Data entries
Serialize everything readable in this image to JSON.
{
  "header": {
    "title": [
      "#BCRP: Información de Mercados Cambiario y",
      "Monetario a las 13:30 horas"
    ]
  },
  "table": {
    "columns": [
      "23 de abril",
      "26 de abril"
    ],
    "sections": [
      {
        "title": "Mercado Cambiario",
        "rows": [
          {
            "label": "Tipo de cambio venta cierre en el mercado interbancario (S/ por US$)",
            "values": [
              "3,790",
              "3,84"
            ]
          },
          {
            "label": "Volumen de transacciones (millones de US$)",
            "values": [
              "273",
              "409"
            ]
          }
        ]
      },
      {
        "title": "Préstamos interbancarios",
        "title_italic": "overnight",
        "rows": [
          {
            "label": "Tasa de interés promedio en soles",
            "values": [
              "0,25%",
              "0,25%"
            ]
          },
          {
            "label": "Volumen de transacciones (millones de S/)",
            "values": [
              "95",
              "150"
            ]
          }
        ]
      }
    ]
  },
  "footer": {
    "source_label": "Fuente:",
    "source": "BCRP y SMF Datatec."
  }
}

== INSTRUCTIONS TO FOLLOW ==
Every record shown above must be echoed exactly.

== WRITTEN RESPONSE ==
Serialize everything readable in this image to JSON.
{
  "header": {
    "title": [
      "#BCRP: Información de Mercados Cambiario y",
      "Monetario a las 13:30 horas"
    ]
  },
  "table": {
    "columns": [
      "23 de abril",
      "26 de abril"
    ],
    "sections": [
      {
        "title": "Mercado Cambiario",
        "rows": [
          {
            "label": "Tipo de cambio venta cierre en el mercado interbancario (S/ por US$)",
            "values": [
              "3,790",
              "3,84"
            ]
          },
          {
            "label": "Volumen de transacciones (millones de US$)",
            "values": [
              "273",
              "409"
            ]
          }
        ]
      },
      {
        "title": "Préstamos interbancarios",
        "title_italic": "overnight",
        "rows": [
          {
            "label": "Tasa de interés promedio en soles",
            "values": [
              "0,25%",
              "0,25%"
            ]
          },
          {
            "label": "Volumen de transacciones (millones de S/)",
            "values": [
              "95",
              "150"
            ]
          }
        ]
      }
    ]
  },
  "footer": {
    "source_label": "Fuente:",
    "source": "BCRP y SMF Datatec."
  }
}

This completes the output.